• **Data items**
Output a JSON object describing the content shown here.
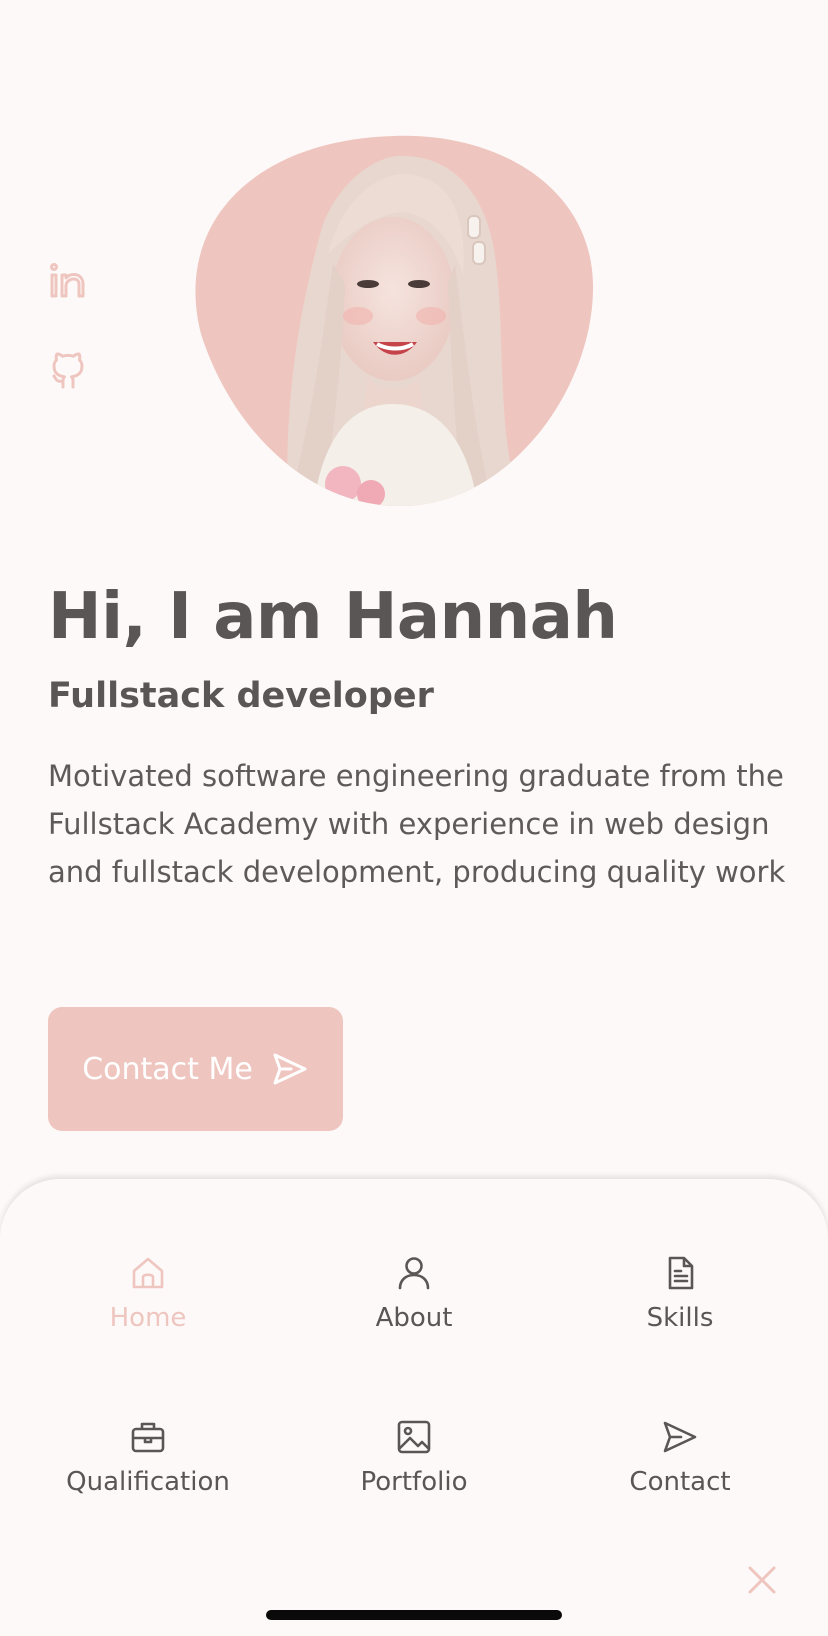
{
  "colors": {
    "accent": "#efc6bf",
    "text": "#5b5656",
    "background": "#fdf9f9"
  },
  "social": [
    {
      "name": "LinkedIn",
      "icon": "linkedin-icon"
    },
    {
      "name": "GitHub",
      "icon": "github-icon"
    }
  ],
  "profile": {
    "image": "portrait photo of woman with long light blonde hair in pink blob frame"
  },
  "hero": {
    "title": "Hi, I am Hannah",
    "subtitle": "Fullstack developer",
    "description": "Motivated software engineering graduate from the Fullstack Academy with experience in web design and fullstack development, producing quality work",
    "cta_label": "Contact Me",
    "cta_icon": "send-icon"
  },
  "nav": {
    "items": [
      {
        "label": "Home",
        "icon": "home-icon",
        "active": true
      },
      {
        "label": "About",
        "icon": "user-icon",
        "active": false
      },
      {
        "label": "Skills",
        "icon": "file-icon",
        "active": false
      },
      {
        "label": "Qualification",
        "icon": "briefcase-icon",
        "active": false
      },
      {
        "label": "Portfolio",
        "icon": "image-icon",
        "active": false
      },
      {
        "label": "Contact",
        "icon": "send-icon",
        "active": false
      }
    ],
    "close_icon": "close-icon"
  }
}
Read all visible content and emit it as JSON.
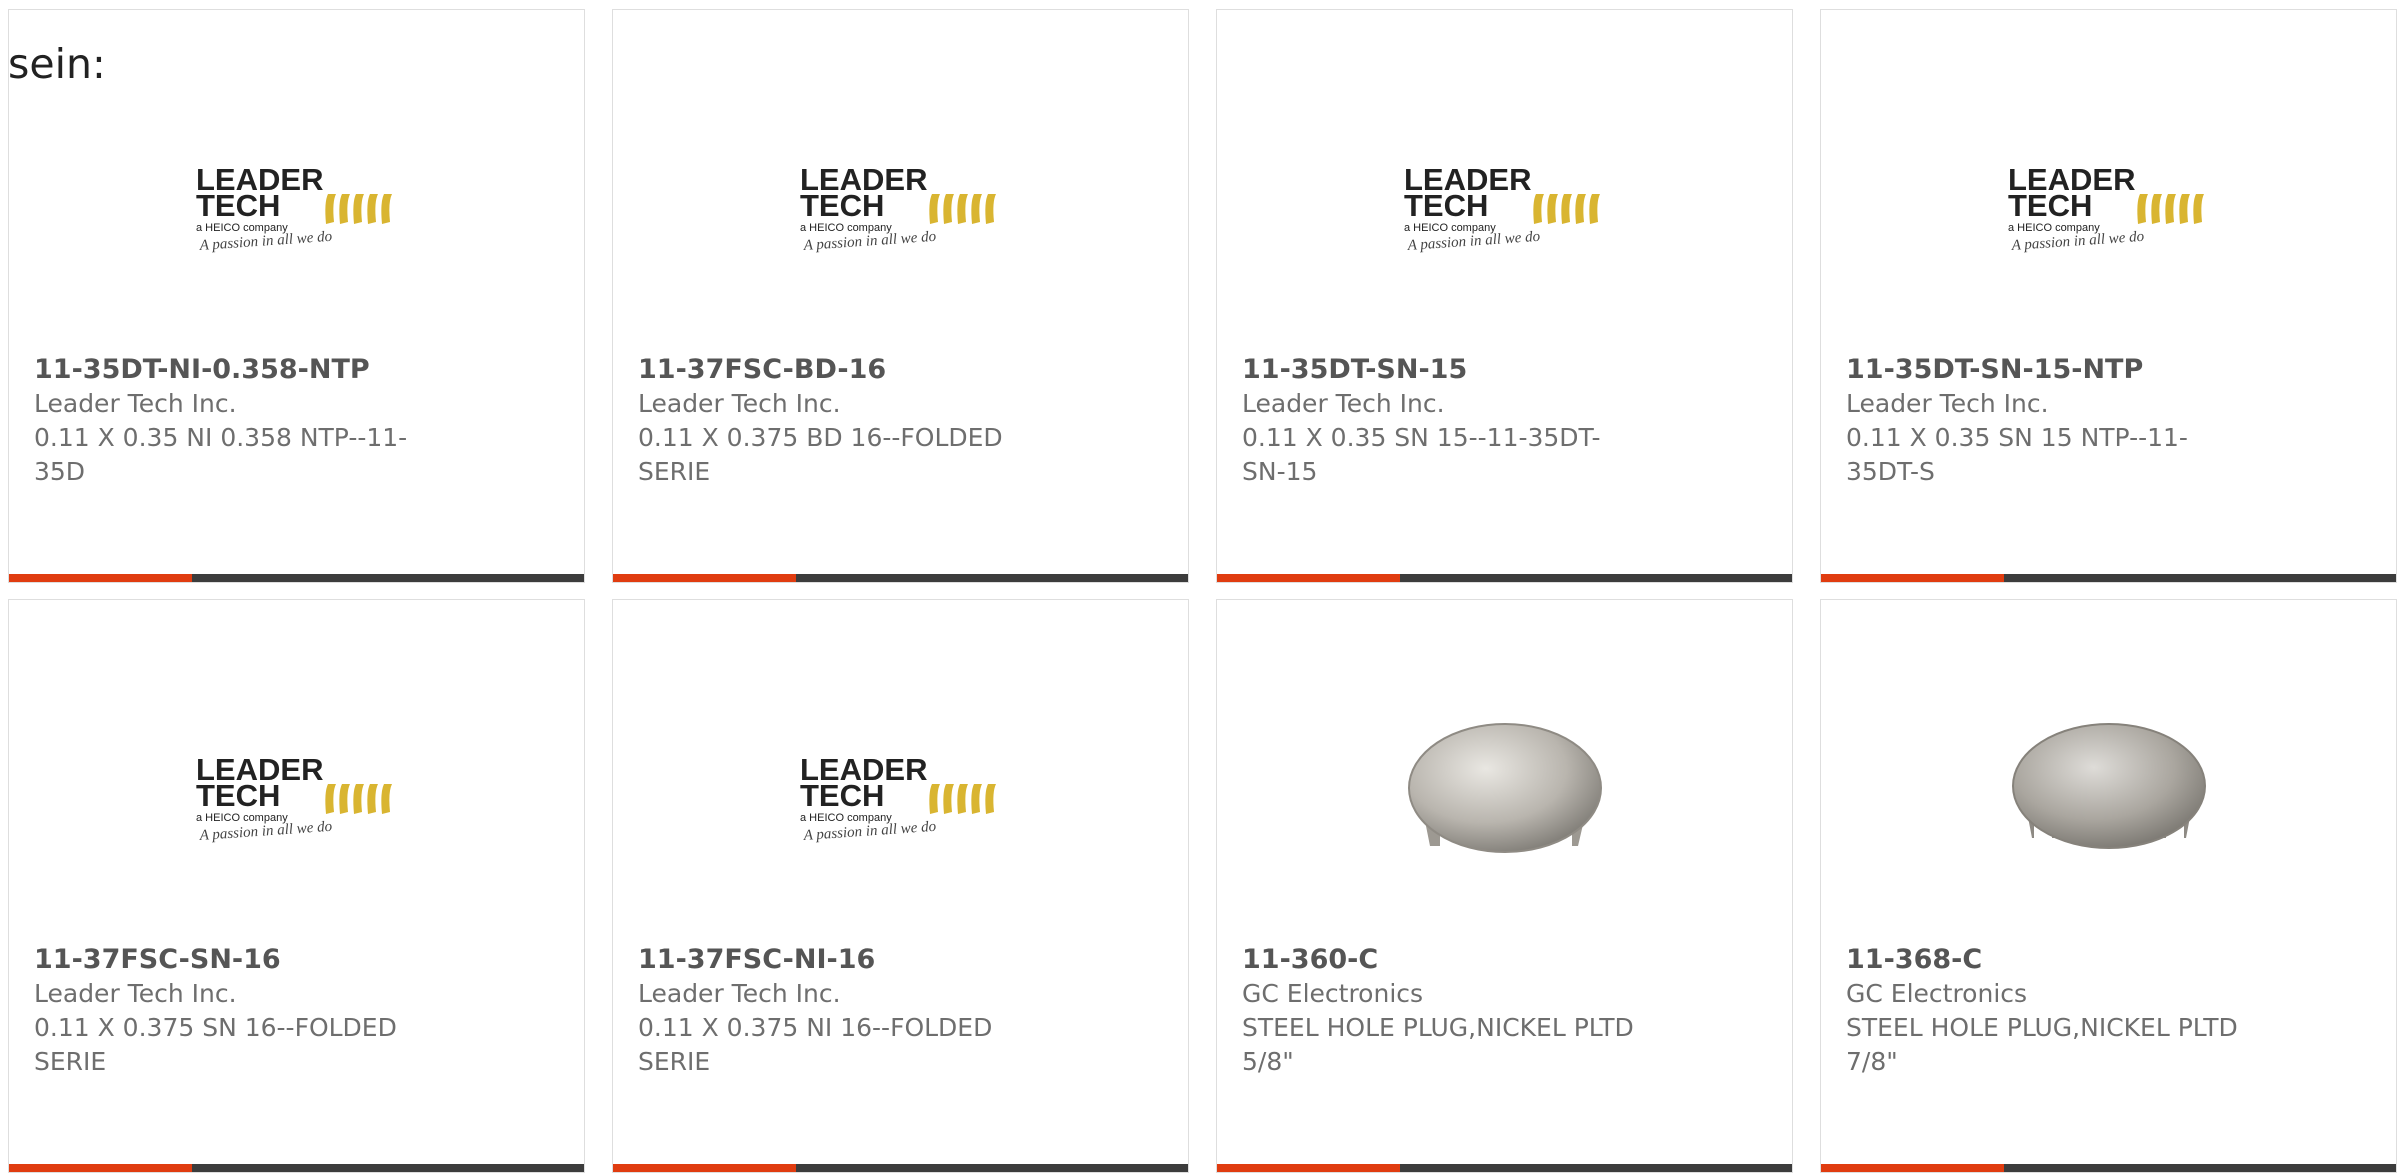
{
  "lead_text": "sein:",
  "brand_color": "#e03c10",
  "bar_color": "#3c3c3c",
  "products": [
    {
      "part": "11-35DT-NI-0.358-NTP",
      "manufacturer": "Leader Tech Inc.",
      "description": "0.11 X 0.35 NI 0.358 NTP--11-35D",
      "image": "leader-tech-logo",
      "logo": {
        "line1": "LEADER",
        "line2": "TECH",
        "sub": "a HEICO company",
        "tag": "A passion in all we do"
      }
    },
    {
      "part": "11-37FSC-BD-16",
      "manufacturer": "Leader Tech Inc.",
      "description": "0.11 X 0.375 BD 16--FOLDED SERIE",
      "image": "leader-tech-logo",
      "logo": {
        "line1": "LEADER",
        "line2": "TECH",
        "sub": "a HEICO company",
        "tag": "A passion in all we do"
      }
    },
    {
      "part": "11-35DT-SN-15",
      "manufacturer": "Leader Tech Inc.",
      "description": "0.11 X 0.35 SN 15--11-35DT-SN-15",
      "image": "leader-tech-logo",
      "logo": {
        "line1": "LEADER",
        "line2": "TECH",
        "sub": "a HEICO company",
        "tag": "A passion in all we do"
      }
    },
    {
      "part": "11-35DT-SN-15-NTP",
      "manufacturer": "Leader Tech Inc.",
      "description": "0.11 X 0.35 SN 15 NTP--11-35DT-S",
      "image": "leader-tech-logo",
      "logo": {
        "line1": "LEADER",
        "line2": "TECH",
        "sub": "a HEICO company",
        "tag": "A passion in all we do"
      }
    },
    {
      "part": "11-37FSC-SN-16",
      "manufacturer": "Leader Tech Inc.",
      "description": "0.11 X 0.375 SN 16--FOLDED SERIE",
      "image": "leader-tech-logo",
      "logo": {
        "line1": "LEADER",
        "line2": "TECH",
        "sub": "a HEICO company",
        "tag": "A passion in all we do"
      }
    },
    {
      "part": "11-37FSC-NI-16",
      "manufacturer": "Leader Tech Inc.",
      "description": "0.11 X 0.375 NI 16--FOLDED SERIE",
      "image": "leader-tech-logo",
      "logo": {
        "line1": "LEADER",
        "line2": "TECH",
        "sub": "a HEICO company",
        "tag": "A passion in all we do"
      }
    },
    {
      "part": "11-360-C",
      "manufacturer": "GC Electronics",
      "description": "STEEL HOLE PLUG,NICKEL PLTD 5/8\"",
      "image": "hole-plug-photo"
    },
    {
      "part": "11-368-C",
      "manufacturer": "GC Electronics",
      "description": "STEEL HOLE PLUG,NICKEL PLTD 7/8\"",
      "image": "hole-plug-photo"
    }
  ]
}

• **What to do**
The lines to collect are those holding the string "SERIE"; copy them all.

• **Answer in full**
      "description": "0.11 X 0.375 BD 16--FOLDED SERIE",
      "description": "0.11 X 0.375 SN 16--FOLDED SERIE",
      "description": "0.11 X 0.375 NI 16--FOLDED SERIE",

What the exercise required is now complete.